Material supplied ▸
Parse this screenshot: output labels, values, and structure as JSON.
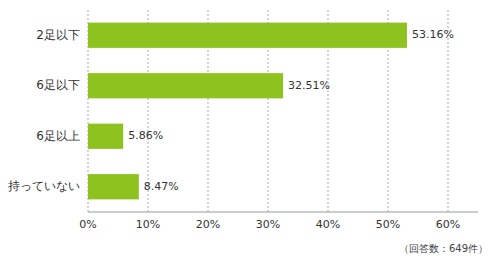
{
  "chart_data": {
    "type": "bar",
    "orientation": "horizontal",
    "categories": [
      "2足以下",
      "6足以下",
      "6足以上",
      "持っていない"
    ],
    "values": [
      53.16,
      32.51,
      5.86,
      8.47
    ],
    "value_labels": [
      "53.16%",
      "32.51%",
      "5.86%",
      "8.47%"
    ],
    "data_labels": true,
    "color": "#8dc21f",
    "xlim": [
      0,
      65
    ],
    "xticks": [
      {
        "value": 0,
        "label": "0%"
      },
      {
        "value": 10,
        "label": "10%"
      },
      {
        "value": 20,
        "label": "20%"
      },
      {
        "value": 30,
        "label": "30%"
      },
      {
        "value": 40,
        "label": "40%"
      },
      {
        "value": 50,
        "label": "50%"
      },
      {
        "value": 60,
        "label": "60%"
      }
    ],
    "grid": true,
    "annotations": [
      "（回答数：649件）"
    ]
  }
}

Problem to solve ▸
Looking at the data above, show all lines where the word "values" occurs.

Written answer ▸
Parse this screenshot: output labels, values, and structure as JSON.
    "values": [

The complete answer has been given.